| SET EXERCISE |
Give all of the lines again exactly as they read.

| MATERIAL |
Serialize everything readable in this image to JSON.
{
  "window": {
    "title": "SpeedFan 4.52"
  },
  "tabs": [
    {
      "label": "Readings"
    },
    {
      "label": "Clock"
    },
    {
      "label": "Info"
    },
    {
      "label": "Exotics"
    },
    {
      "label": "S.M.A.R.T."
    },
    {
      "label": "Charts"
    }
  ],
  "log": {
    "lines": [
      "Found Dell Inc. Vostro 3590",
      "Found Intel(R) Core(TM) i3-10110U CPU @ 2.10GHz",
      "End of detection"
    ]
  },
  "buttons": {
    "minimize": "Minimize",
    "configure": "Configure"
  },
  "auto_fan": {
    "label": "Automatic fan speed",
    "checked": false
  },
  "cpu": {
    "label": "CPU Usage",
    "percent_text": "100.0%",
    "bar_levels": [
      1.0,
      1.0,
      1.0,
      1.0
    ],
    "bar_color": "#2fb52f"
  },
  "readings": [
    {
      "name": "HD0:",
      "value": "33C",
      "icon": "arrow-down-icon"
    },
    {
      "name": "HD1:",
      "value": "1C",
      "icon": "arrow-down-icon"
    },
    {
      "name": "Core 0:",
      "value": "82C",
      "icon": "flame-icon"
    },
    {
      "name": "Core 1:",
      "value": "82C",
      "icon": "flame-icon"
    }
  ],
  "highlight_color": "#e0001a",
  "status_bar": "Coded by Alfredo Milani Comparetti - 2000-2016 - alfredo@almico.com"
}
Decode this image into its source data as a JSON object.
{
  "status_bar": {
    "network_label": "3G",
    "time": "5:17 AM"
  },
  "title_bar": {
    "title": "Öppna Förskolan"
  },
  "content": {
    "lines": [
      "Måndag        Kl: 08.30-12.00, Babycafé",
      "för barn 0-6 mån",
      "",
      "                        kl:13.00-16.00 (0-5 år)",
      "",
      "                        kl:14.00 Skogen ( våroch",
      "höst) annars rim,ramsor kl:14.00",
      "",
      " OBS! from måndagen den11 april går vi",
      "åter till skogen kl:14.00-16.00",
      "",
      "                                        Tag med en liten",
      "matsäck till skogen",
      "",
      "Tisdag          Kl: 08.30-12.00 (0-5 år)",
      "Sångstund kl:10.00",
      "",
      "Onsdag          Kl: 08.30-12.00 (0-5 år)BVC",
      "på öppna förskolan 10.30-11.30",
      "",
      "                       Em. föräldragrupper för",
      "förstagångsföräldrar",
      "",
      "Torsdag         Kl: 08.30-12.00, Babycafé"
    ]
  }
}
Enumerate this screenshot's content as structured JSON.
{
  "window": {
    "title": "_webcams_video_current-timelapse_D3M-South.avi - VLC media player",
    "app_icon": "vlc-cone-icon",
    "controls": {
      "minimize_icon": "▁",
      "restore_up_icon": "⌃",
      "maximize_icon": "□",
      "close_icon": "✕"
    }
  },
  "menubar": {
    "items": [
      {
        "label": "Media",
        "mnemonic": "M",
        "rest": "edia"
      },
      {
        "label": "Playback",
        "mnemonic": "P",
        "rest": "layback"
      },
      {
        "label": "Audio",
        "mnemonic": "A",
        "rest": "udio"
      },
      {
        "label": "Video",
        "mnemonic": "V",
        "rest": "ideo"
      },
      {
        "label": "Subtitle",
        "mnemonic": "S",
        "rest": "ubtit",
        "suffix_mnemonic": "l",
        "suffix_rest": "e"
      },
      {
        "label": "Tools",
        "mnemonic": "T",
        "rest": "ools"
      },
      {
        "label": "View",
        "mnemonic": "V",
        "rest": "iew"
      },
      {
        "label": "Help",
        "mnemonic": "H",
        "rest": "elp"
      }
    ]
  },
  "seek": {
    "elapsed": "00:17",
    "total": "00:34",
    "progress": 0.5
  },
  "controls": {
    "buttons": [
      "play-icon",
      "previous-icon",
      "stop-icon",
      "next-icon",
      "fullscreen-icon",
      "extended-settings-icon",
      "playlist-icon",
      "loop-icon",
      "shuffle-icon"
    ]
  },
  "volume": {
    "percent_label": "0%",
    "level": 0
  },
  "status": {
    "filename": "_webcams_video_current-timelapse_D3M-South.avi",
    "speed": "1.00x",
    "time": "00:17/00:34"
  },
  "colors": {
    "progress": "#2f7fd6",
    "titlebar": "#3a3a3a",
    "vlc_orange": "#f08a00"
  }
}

| THE ANSWER |
Serialize everything readable in this image to JSON.
{
  "window": {
    "title": "SpeedFan 4.52"
  },
  "tabs": [
    {
      "label": "Readings"
    },
    {
      "label": "Clock"
    },
    {
      "label": "Info"
    },
    {
      "label": "Exotics"
    },
    {
      "label": "S.M.A.R.T."
    },
    {
      "label": "Charts"
    }
  ],
  "log": {
    "lines": [
      "Found Dell Inc. Vostro 3590",
      "Found Intel(R) Core(TM) i3-10110U CPU @ 2.10GHz",
      "End of detection"
    ]
  },
  "buttons": {
    "minimize": "Minimize",
    "configure": "Configure"
  },
  "auto_fan": {
    "label": "Automatic fan speed",
    "checked": false
  },
  "cpu": {
    "label": "CPU Usage",
    "percent_text": "100.0%",
    "bar_levels": [
      1.0,
      1.0,
      1.0,
      1.0
    ],
    "bar_color": "#2fb52f"
  },
  "readings": [
    {
      "name": "HD0:",
      "value": "33C",
      "icon": "arrow-down-icon"
    },
    {
      "name": "HD1:",
      "value": "1C",
      "icon": "arrow-down-icon"
    },
    {
      "name": "Core 0:",
      "value": "82C",
      "icon": "flame-icon"
    },
    {
      "name": "Core 1:",
      "value": "82C",
      "icon": "flame-icon"
    }
  ],
  "highlight_color": "#e0001a",
  "status_bar": "Coded by Alfredo Milani Comparetti - 2000-2016 - alfredo@almico.com"
}
Decode this image into its source data as a JSON object.
{
  "status_bar": {
    "network_label": "3G",
    "time": "5:17 AM"
  },
  "title_bar": {
    "title": "Öppna Förskolan"
  },
  "content": {
    "lines": [
      "Måndag        Kl: 08.30-12.00, Babycafé",
      "för barn 0-6 mån",
      "",
      "                        kl:13.00-16.00 (0-5 år)",
      "",
      "                        kl:14.00 Skogen ( våroch",
      "höst) annars rim,ramsor kl:14.00",
      "",
      " OBS! from måndagen den11 april går vi",
      "åter till skogen kl:14.00-16.00",
      "",
      "                                        Tag med en liten",
      "matsäck till skogen",
      "",
      "Tisdag          Kl: 08.30-12.00 (0-5 år)",
      "Sångstund kl:10.00",
      "",
      "Onsdag          Kl: 08.30-12.00 (0-5 år)BVC",
      "på öppna förskolan 10.30-11.30",
      "",
      "                       Em. föräldragrupper för",
      "förstagångsföräldrar",
      "",
      "Torsdag         Kl: 08.30-12.00, Babycafé"
    ]
  }
}
Enumerate this screenshot's content as structured JSON.
{
  "window": {
    "title": "_webcams_video_current-timelapse_D3M-South.avi - VLC media player",
    "app_icon": "vlc-cone-icon",
    "controls": {
      "minimize_icon": "▁",
      "restore_up_icon": "⌃",
      "maximize_icon": "□",
      "close_icon": "✕"
    }
  },
  "menubar": {
    "items": [
      {
        "label": "Media",
        "mnemonic": "M",
        "rest": "edia"
      },
      {
        "label": "Playback",
        "mnemonic": "P",
        "rest": "layback"
      },
      {
        "label": "Audio",
        "mnemonic": "A",
        "rest": "udio"
      },
      {
        "label": "Video",
        "mnemonic": "V",
        "rest": "ideo"
      },
      {
        "label": "Subtitle",
        "mnemonic": "S",
        "rest": "ubtit",
        "suffix_mnemonic": "l",
        "suffix_rest": "e"
      },
      {
        "label": "Tools",
        "mnemonic": "T",
        "rest": "ools"
      },
      {
        "label": "View",
        "mnemonic": "V",
        "rest": "iew"
      },
      {
        "label": "Help",
        "mnemonic": "H",
        "rest": "elp"
      }
    ]
  },
  "seek": {
    "elapsed": "00:17",
    "total": "00:34",
    "progress": 0.5
  },
  "controls": {
    "buttons": [
      "play-icon",
      "previous-icon",
      "stop-icon",
      "next-icon",
      "fullscreen-icon",
      "extended-settings-icon",
      "playlist-icon",
      "loop-icon",
      "shuffle-icon"
    ]
  },
  "volume": {
    "percent_label": "0%",
    "level": 0
  },
  "status": {
    "filename": "_webcams_video_current-timelapse_D3M-South.avi",
    "speed": "1.00x",
    "time": "00:17/00:34"
  },
  "colors": {
    "progress": "#2f7fd6",
    "titlebar": "#3a3a3a",
    "vlc_orange": "#f08a00"
  }
}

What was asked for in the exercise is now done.